→ Task instructions: Repeat the data that follows, word for word, without the images.

----

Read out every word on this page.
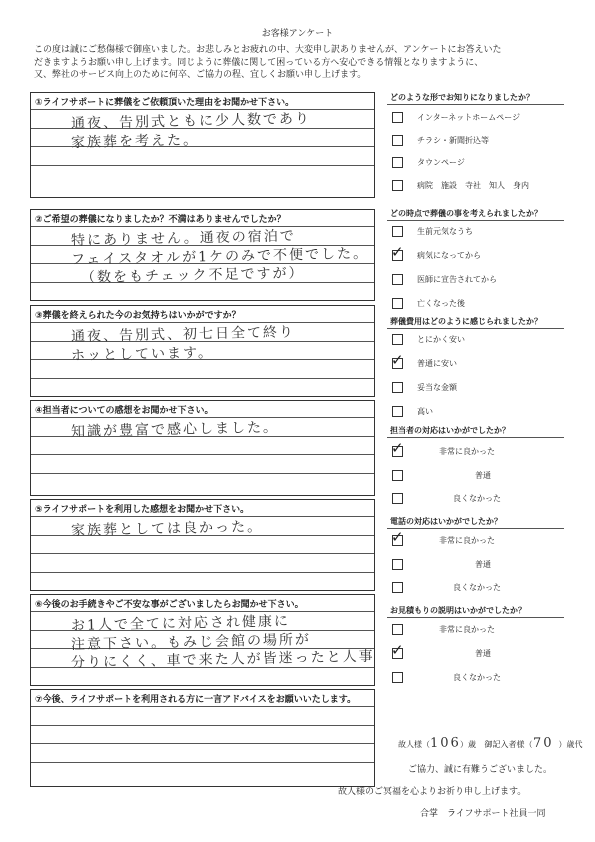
お客様アンケート
この度は誠にご愁傷様で御座いました。お悲しみとお疲れの中、大変申し訳ありませんが、アンケートにお答えいた
だきますようお願い申し上げます。同じように葬儀に関して困っている方へ安心できる情報となりますように、
又、弊社のサービス向上のために何卒、ご協力の程、宜しくお願い申し上げます。
①ライフサポートに葬儀をご依頼頂いた理由をお聞かせ下さい。
通夜、告別式ともに少人数であり
家族葬を考えた。
②ご希望の葬儀になりましたか？不満はありませんでしたか？
特にありません。通夜の宿泊で
フェイスタオルが1ケのみで不便でした。
（数をもチェック不足ですが）
③葬儀を終えられた今のお気持ちはいかがですか？
通夜、告別式、初七日全て終り
ホッとしています。
④担当者についての感想をお聞かせ下さい。
知識が豊富で感心しました。
⑤ライフサポートを利用した感想をお聞かせ下さい。
家族葬としては良かった。
⑥今後のお手続きやご不安な事がございましたらお聞かせ下さい。
お1人で全てに対応され健康に
注意下さい。もみじ会館の場所が
分りにくく、車で来た人が皆迷ったと人事
⑦今後、ライフサポートを利用される方に一言アドバイスをお願いいたします。
どのような形でお知りになりましたか？
インターネットホームページ
チラシ・新聞折込等
タウンページ
病院　施設　寺社　知人　身内
どの時点で葬儀の事を考えられましたか？
生前元気なうち
✓ 病気になってから
医師に宣告されてから
亡くなった後
葬儀費用はどのように感じられましたか？
とにかく安い
✓ 普通に安い
妥当な金額
高い
担当者の対応はいかがでしたか？
✓	非常に良かった
普通
良くなかった
電話の対応はいかがでしたか？
✓	非常に良かった
普通
良くなかった
お見積もりの説明はいかがでしたか？
非常に良かった
✓	普通
良くなかった
故人様（106）歳 御記入者様（70 ）歳代
ご協力、誠に有難うございました。
故人様のご冥福を心よりお祈り申し上げます。
合掌　ライフサポート社員一同
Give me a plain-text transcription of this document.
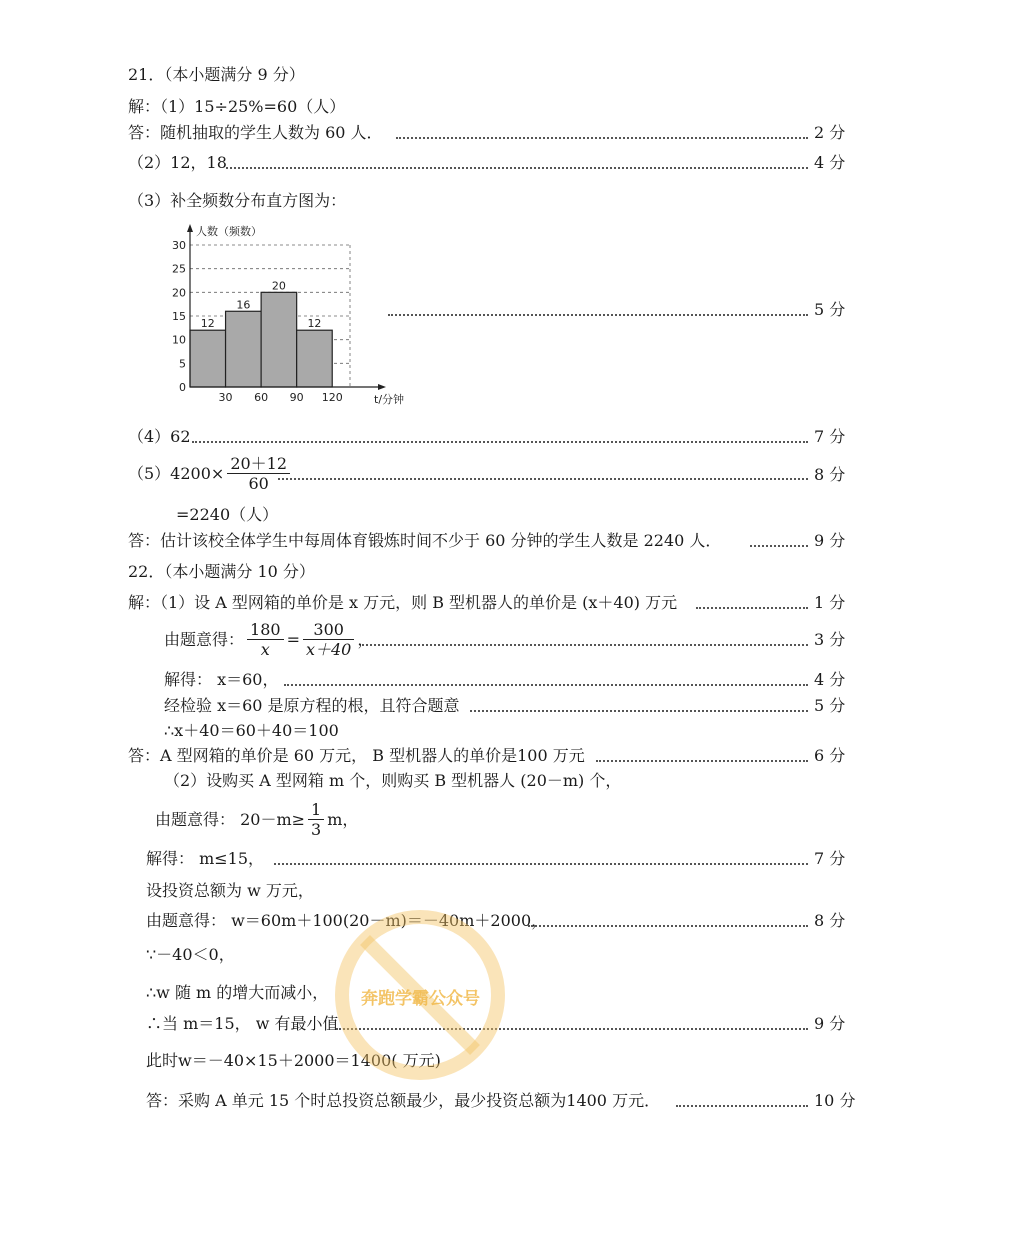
21．（本小题满分 9 分）
解：（1）15÷25%=60（人）
答：随机抽取的学生人数为 60 人．	2 分
（2）12，18	4 分
（3）补全频数分布直方图为：
12
16
20
12
0
5
10
15
20
25
30
30 60 90 120
人数（频数）
t/分钟
5 分
（4）62	7 分
$(5)4200\times \frac{20+12}{60}$	8 分
=2240（人）
答：估计该校全体学生中每周体育锻炼时间不少于 60 分钟的学生人数是 2240 人．	9 分
22．（本小题满分 10 分）
解：（1）设 A 型网箱的单价是 x 万元，则 B 型机器人的单价是 (x＋40) 万元	1 分
由题意得： $\frac{180}{x} = \frac{300}{x+40}$ ，	3 分
解得： x＝60，	4 分
经检验 x＝60 是原方程的根，且符合题意	5 分
∴x＋40＝60＋40＝100
答：A 型网箱的单价是 60 万元， B 型机器人的单价是100 万元	6 分
（2）设购买 A 型网箱 m 个，则购买 B 型机器人 (20－m) 个，
由题意得： $20-m\ge \frac{1}{3}$ m，
解得： m≤15，	7 分
设投资总额为 w 万元，
由题意得： w＝60m＋100(20－m)＝－40m＋2000，	8 分
∵－40＜0，
∴w 随 m 的增大而减小，
∴当 m＝15， w 有最小值	9 分
此时w＝－40×15＋2000＝1400( 万元)
答：采购 A 单元 15 个时总投资总额最少，最少投资总额为1400 万元．	10 分
奔跑学霸公众号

----

→ Exercise answer:
Read out every word on this page.
お客様アンケート
この度は誠にご愁傷様で御座いました。お悲しみとお疲れの中、大変申し訳ありませんが、アンケートにお答えいた
だきますようお願い申し上げます。同じように葬儀に関して困っている方へ安心できる情報となりますように、
又、弊社のサービス向上のために何卒、ご協力の程、宜しくお願い申し上げます。
①ライフサポートに葬儀をご依頼頂いた理由をお聞かせ下さい。
通夜、告別式ともに少人数であり
家族葬を考えた。
②ご希望の葬儀になりましたか？不満はありませんでしたか？
特にありません。通夜の宿泊で
フェイスタオルが1ケのみで不便でした。
（数をもチェック不足ですが）
③葬儀を終えられた今のお気持ちはいかがですか？
通夜、告別式、初七日全て終り
ホッとしています。
④担当者についての感想をお聞かせ下さい。
知識が豊富で感心しました。
⑤ライフサポートを利用した感想をお聞かせ下さい。
家族葬としては良かった。
⑥今後のお手続きやご不安な事がございましたらお聞かせ下さい。
お1人で全てに対応され健康に
注意下さい。もみじ会館の場所が
分りにくく、車で来た人が皆迷ったと人事
⑦今後、ライフサポートを利用される方に一言アドバイスをお願いいたします。
どのような形でお知りになりましたか？
インターネットホームページ
チラシ・新聞折込等
タウンページ
病院　施設　寺社　知人　身内
どの時点で葬儀の事を考えられましたか？
生前元気なうち
✓ 病気になってから
医師に宣告されてから
亡くなった後
葬儀費用はどのように感じられましたか？
とにかく安い
✓ 普通に安い
妥当な金額
高い
担当者の対応はいかがでしたか？
✓	非常に良かった
普通
良くなかった
電話の対応はいかがでしたか？
✓	非常に良かった
普通
良くなかった
お見積もりの説明はいかがでしたか？
非常に良かった
✓	普通
良くなかった
故人様（106）歳 御記入者様（70 ）歳代
ご協力、誠に有難うございました。
故人様のご冥福を心よりお祈り申し上げます。
合掌　ライフサポート社員一同
Give me a plain-text transcription of this document.
21．（本小题满分 9 分）
解：（1）15÷25%=60（人）
答：随机抽取的学生人数为 60 人．	2 分
（2）12，18	4 分
（3）补全频数分布直方图为：
12
16
20
12
0
5
10
15
20
25
30
30 60 90 120
人数（频数）
t/分钟
5 分
（4）62	7 分
$(5)4200\times \frac{20+12}{60}$	8 分
=2240（人）
答：估计该校全体学生中每周体育锻炼时间不少于 60 分钟的学生人数是 2240 人．	9 分
22．（本小题满分 10 分）
解：（1）设 A 型网箱的单价是 x 万元，则 B 型机器人的单价是 (x＋40) 万元	1 分
由题意得： $\frac{180}{x} = \frac{300}{x+40}$ ，	3 分
解得： x＝60，	4 分
经检验 x＝60 是原方程的根，且符合题意	5 分
∴x＋40＝60＋40＝100
答：A 型网箱的单价是 60 万元， B 型机器人的单价是100 万元	6 分
（2）设购买 A 型网箱 m 个，则购买 B 型机器人 (20－m) 个，
由题意得： $20-m\ge \frac{1}{3}$ m，
解得： m≤15，	7 分
设投资总额为 w 万元，
由题意得： w＝60m＋100(20－m)＝－40m＋2000，	8 分
∵－40＜0，
∴w 随 m 的增大而减小，
∴当 m＝15， w 有最小值	9 分
此时w＝－40×15＋2000＝1400( 万元)
答：采购 A 单元 15 个时总投资总额最少，最少投资总额为1400 万元．	10 分
奔跑学霸公众号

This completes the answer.